出題課題 ->
a. インタビュー記事に基づき、以下の各問いに答えてください。
(i) 小佐野氏が武内先生の担当になったのは何年何月ですか。
(ii) 武内先生は何本の投稿でデビューしましたか。
(iii) 『きんぎょ注意報!』はどの雑誌で連載されましたか。
b. インタビュー記事のうち、「小佐野 僕は3代目の担当です」から「のですごく早かったんですよ。」までの部分を、一字一句違えずに引用してください。

小佐野 僕は3代目の担当です。最初の担当者は(武内先生が)読み切りなどを描いていた時までで、『ま・り・あ』(1989年連載開始)、『Theチェリー・プロジェクト』(1990年連載開始)や『コードネームはセーラーV』(1993年連載開始)の第1話までが2代目。『Theチェリー・プロジェクト』の第2部から僕が担当になり、『コードネームはセーラーV』『美少女戦士セーラームーン』と連載作品が続いていきました。経緯としては前任の担当者が異動になり、僕は『きんぎょ注意報!』(※1)という作品を担当していたんですが、それを他の人に引き継いでもらって武内先生の担当になりました。1991年6月の話です。当時、猫部ねこ先生、秋元奈美先生(※2)は武内先生とデビューが同期でして、3人ともすごい才能のある方たちで「次代のエース」と言われていました。実際、秋元先生が次々とヒットを飛ばして、猫部先生も『きんぎょ注意報!』で人気が出ていました。武内先生は大学生だったので連載をスタートするのが少し後だったように記憶しています。武内先生は高校3年生でマンガを描き始めたみたいなのですが、普通は12~13本を雑誌の「まんがスクール」に投稿してようやくデビューするところを、先生は4本でデビューしたのですごく早かったんですよ。

  • ※1 『きんぎょ注意報!』…猫部ねこの代表作。1989年から1993年にかけて「なかよし」で連載された。
  • ※2 秋元奈美…漫画家。武内直子や猫部ねことともに1990年代前半の「なかよし」の主力作家として活躍。代表作は1990年連載開始の『ミラクル☆ガールズ』。

Q.『美少女戦士セーラームーン』の連載が立ち上がった経緯を教えてください。

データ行

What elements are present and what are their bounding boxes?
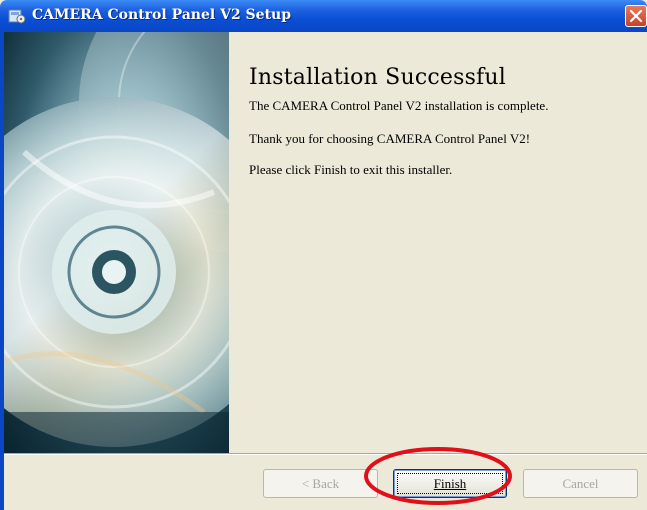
footer-divider <box>4 453 647 455</box>
finish-button[interactable]: Finish <box>393 469 507 498</box>
title-bar[interactable]: CAMERA Control Panel V2 Setup <box>0 0 647 32</box>
window-title: CAMERA Control Panel V2 Setup <box>32 7 292 23</box>
thank-you-message: Thank you for choosing CAMERA Control Pa… <box>249 131 531 146</box>
back-button[interactable]: < Back <box>263 469 378 498</box>
setup-window: CAMERA Control Panel V2 Setup Installati… <box>0 0 647 510</box>
completion-message: The CAMERA Control Panel V2 installation… <box>249 98 549 113</box>
cancel-button-label: Cancel <box>562 476 599 491</box>
close-button[interactable] <box>625 5 647 27</box>
page-title: Installation Successful <box>249 65 507 90</box>
cd-disc-image <box>4 32 229 453</box>
close-icon <box>629 9 643 23</box>
cancel-button[interactable]: Cancel <box>523 469 638 498</box>
finish-button-label: Finish <box>433 476 467 491</box>
setup-icon <box>8 7 26 25</box>
back-button-label: < Back <box>301 476 340 491</box>
exit-instruction: Please click Finish to exit this install… <box>249 162 453 177</box>
content-panel: Installation Successful The CAMERA Contr… <box>229 32 647 453</box>
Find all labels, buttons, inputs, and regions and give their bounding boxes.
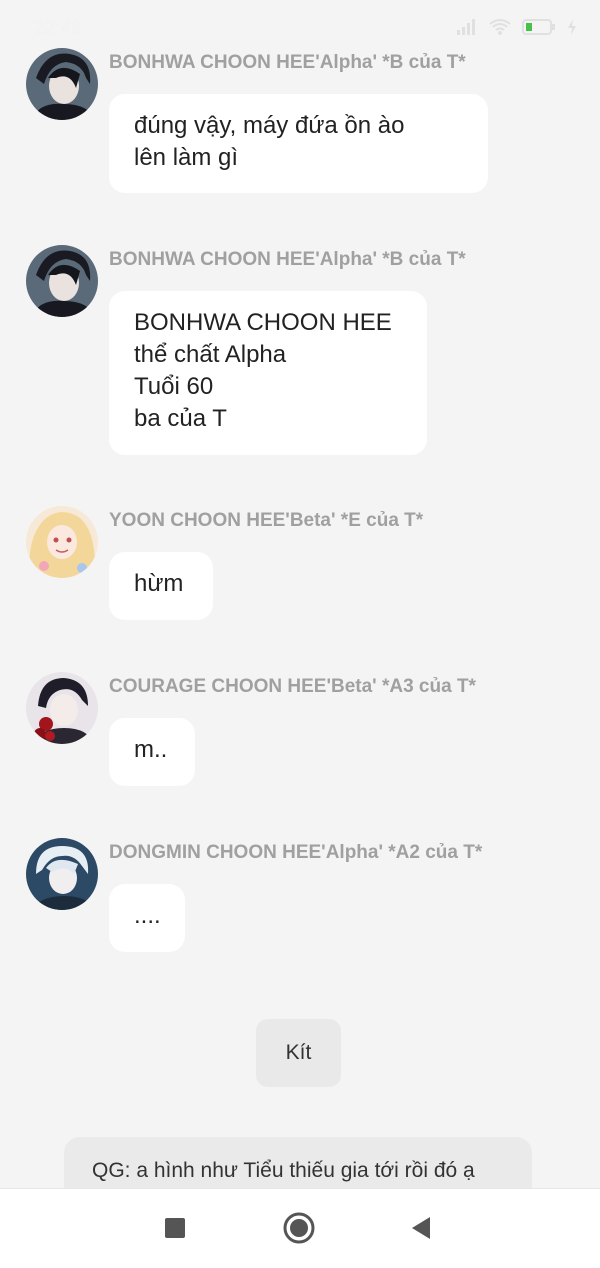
message-text: lên làm gì: [134, 144, 239, 171]
message-text: ....: [134, 902, 161, 929]
status-time: 22:48: [34, 18, 82, 39]
charging-icon: [568, 19, 576, 35]
message-text: BONHWA CHOON HEE: [134, 309, 392, 336]
message-text: hừm: [134, 570, 184, 597]
message-bubble[interactable]: BONHWA CHOON HEE thể chất Alpha Tuổi 60 …: [109, 291, 427, 455]
back-button[interactable]: [398, 1205, 444, 1251]
system-message-pill: Kít: [256, 1019, 341, 1087]
message-bubble[interactable]: ....: [109, 884, 185, 952]
signal-icon: [457, 19, 475, 35]
message-text: đúng vậy, máy đứa ồn ào: [134, 112, 405, 139]
circle-icon: [283, 1212, 315, 1244]
square-icon: [165, 1218, 185, 1238]
message-text: Tuổi 60: [134, 373, 214, 400]
recent-apps-button[interactable]: [152, 1205, 198, 1251]
dark-haired-man-avatar[interactable]: [26, 245, 98, 317]
battery-icon: [522, 19, 555, 35]
message-bubble[interactable]: m..: [109, 718, 195, 786]
back-triangle-icon: [412, 1217, 430, 1239]
system-message-text: Kít: [285, 1041, 312, 1064]
navigation-bar: [0, 1188, 600, 1268]
message-text: ba của T: [134, 405, 227, 432]
message-text: thể chất Alpha: [134, 341, 287, 368]
sender-name: DONGMIN CHOON HEE'Alpha' *A2 của T*: [109, 842, 483, 863]
sender-name: BONHWA CHOON HEE'Alpha' *B của T*: [109, 52, 466, 73]
message-bubble[interactable]: đúng vậy, máy đứa ồn ào lên làm gì: [109, 94, 488, 193]
white-haired-boy-avatar[interactable]: [26, 838, 98, 910]
message-text: m..: [134, 736, 168, 763]
narration-text: QG: a hình như Tiểu thiếu gia tới rồi đó…: [92, 1159, 475, 1182]
boy-with-roses-avatar[interactable]: [26, 672, 98, 744]
sender-name: YOON CHOON HEE'Beta' *E của T*: [109, 510, 424, 531]
status-bar: 22:48: [0, 0, 600, 58]
status-icons: [456, 18, 578, 36]
home-button[interactable]: [276, 1205, 322, 1251]
blonde-girl-avatar[interactable]: [26, 506, 98, 578]
wifi-icon: [489, 19, 511, 35]
sender-name: COURAGE CHOON HEE'Beta' *A3 của T*: [109, 676, 476, 697]
message-bubble[interactable]: hừm: [109, 552, 213, 620]
sender-name: BONHWA CHOON HEE'Alpha' *B của T*: [109, 249, 466, 270]
dark-haired-man-avatar[interactable]: [26, 48, 98, 120]
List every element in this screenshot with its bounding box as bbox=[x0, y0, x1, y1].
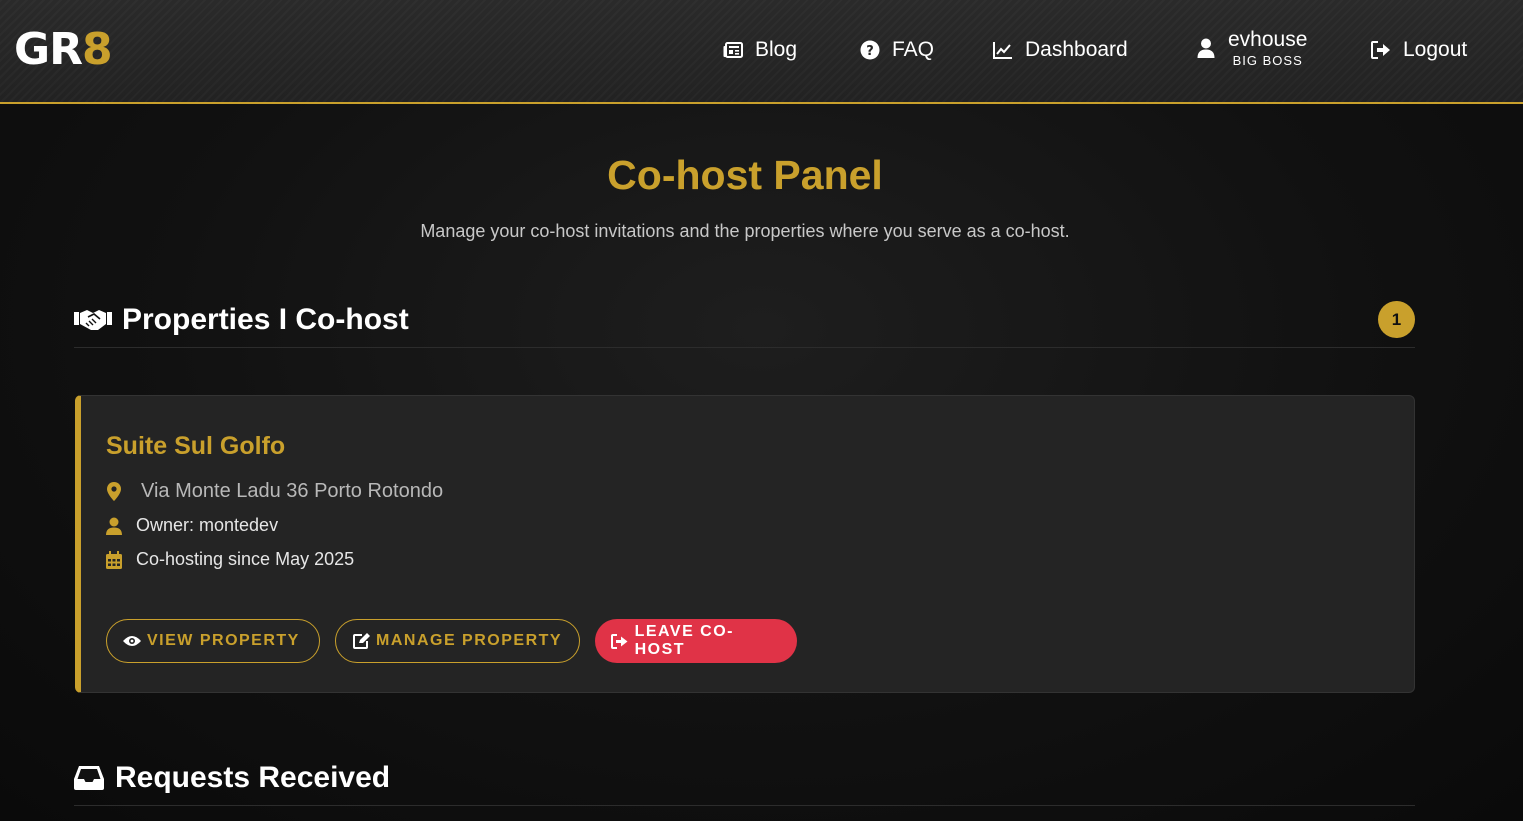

本課題の解答 ->
a.
(i) 1991年6月
(ii) 4本
(iii) 「なかよし」

b.
小佐野 僕は3代目の担当です。最初の担当者は(武内先生が)読み切りなどを描いていた時までで、『ま・り・あ』(1989年連載開始)、『Theチェリー・プロジェクト』(1990年連載開始)や『コードネームはセーラーV』(1993年連載開始)の第1話までが2代目。『Theチェリー・プロジェクト』の第2部から僕が担当になり、『コードネームはセーラーV』『美少女戦士セーラームーン』と連載作品が続いていきました。経緯としては前任の担当者が異動になり、僕は『きんぎょ注意報!』(※1)という作品を担当していたんですが、それを他の人に引き継いでもらって武内先生の担当になりました。1991年6月の話です。当時、猫部ねこ先生、秋元奈美先生(※2)は武内先生とデビューが同期でして、3人ともすごい才能のある方たちで「次代のエース」と言われていました。実際、秋元先生が次々とヒットを飛ばして、猫部先生も『きんぎょ注意報!』で人気が出ていました。武内先生は大学生だったので連載をスタートするのが少し後だったように記憶しています。武内先生は高校3年生でマンガを描き始めたみたいなのですが、普通は12~13本を雑誌の「まんがスクール」に投稿してようやくデビューするところを、先生は4本でデビューしたのですごく早かったんですよ。